• _YOUR GOAL_
Would you pull out every line of the material that contains the string "этом"?

• _PROVIDED RECORDS_

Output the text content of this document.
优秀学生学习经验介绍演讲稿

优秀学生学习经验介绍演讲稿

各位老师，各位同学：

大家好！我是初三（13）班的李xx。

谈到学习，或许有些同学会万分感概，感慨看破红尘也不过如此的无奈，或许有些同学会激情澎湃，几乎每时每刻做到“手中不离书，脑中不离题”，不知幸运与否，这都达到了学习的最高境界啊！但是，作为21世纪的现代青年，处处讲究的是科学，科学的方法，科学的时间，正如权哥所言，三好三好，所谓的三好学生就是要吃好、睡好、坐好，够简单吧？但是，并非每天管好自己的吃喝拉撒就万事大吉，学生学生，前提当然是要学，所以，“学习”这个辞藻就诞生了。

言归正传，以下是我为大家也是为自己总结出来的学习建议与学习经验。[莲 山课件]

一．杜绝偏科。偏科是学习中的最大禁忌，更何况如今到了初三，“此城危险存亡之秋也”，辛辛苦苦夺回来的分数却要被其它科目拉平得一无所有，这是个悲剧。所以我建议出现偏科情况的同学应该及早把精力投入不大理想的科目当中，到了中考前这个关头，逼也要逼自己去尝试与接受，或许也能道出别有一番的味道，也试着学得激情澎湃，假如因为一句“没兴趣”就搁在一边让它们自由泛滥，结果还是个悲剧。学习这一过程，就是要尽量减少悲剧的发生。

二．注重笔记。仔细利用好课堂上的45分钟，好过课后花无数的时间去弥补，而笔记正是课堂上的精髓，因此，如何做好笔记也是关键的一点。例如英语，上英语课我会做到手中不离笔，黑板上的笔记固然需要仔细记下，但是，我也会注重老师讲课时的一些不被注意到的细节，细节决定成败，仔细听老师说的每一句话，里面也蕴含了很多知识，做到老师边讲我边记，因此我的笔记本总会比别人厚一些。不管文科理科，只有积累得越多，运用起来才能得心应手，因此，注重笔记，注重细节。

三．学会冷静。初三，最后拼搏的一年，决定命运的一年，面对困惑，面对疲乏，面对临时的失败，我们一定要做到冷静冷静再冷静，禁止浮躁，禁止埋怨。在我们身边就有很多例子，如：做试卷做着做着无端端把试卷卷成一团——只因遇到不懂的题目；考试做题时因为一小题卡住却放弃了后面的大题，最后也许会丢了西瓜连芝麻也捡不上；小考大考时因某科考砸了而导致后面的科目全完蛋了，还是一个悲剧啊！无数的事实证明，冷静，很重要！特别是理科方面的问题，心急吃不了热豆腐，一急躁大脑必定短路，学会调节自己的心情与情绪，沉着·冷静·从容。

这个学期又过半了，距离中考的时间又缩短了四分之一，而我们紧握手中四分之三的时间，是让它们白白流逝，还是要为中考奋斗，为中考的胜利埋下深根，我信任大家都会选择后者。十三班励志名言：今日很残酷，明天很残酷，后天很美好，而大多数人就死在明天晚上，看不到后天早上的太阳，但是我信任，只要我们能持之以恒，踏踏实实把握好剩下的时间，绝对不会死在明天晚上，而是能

--

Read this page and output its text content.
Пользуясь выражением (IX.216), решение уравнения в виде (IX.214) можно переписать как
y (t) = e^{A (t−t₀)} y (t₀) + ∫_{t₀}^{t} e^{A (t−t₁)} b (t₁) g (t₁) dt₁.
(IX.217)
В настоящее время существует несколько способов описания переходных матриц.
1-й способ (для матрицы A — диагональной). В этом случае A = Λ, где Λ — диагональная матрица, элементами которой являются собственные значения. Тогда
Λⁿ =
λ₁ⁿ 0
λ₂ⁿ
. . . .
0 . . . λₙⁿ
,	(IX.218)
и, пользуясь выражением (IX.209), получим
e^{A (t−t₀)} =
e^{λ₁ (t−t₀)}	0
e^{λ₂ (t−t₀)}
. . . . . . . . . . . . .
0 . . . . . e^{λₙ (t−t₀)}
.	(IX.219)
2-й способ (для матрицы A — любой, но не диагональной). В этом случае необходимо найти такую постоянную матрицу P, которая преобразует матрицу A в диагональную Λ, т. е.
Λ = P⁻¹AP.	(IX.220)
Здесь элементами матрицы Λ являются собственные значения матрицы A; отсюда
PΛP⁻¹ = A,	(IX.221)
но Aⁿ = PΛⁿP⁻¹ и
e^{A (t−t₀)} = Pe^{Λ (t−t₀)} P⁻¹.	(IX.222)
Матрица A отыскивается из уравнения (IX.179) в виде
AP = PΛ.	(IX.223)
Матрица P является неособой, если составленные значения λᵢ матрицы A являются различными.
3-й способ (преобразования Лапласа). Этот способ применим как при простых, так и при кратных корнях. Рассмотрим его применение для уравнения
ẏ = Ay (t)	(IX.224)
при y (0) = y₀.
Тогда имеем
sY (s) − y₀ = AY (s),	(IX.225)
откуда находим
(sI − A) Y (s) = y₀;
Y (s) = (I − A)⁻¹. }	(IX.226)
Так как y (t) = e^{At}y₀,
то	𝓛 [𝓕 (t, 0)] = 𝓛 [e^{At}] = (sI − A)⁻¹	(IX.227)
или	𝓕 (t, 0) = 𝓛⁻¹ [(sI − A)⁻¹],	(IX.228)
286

• _RESPONSE TO THE EXERCISE_
1-й способ (для матрицы A — диагональной). В этом случае A = Λ, где Λ — диагональная матрица, элементами которой являются собственные значения. Тогда
2-й способ (для матрицы A — любой, но не диагональной). В этом случае необходимо найти такую постоянную матрицу P, которая преобразует матрицу A в диагональную Λ, т. е.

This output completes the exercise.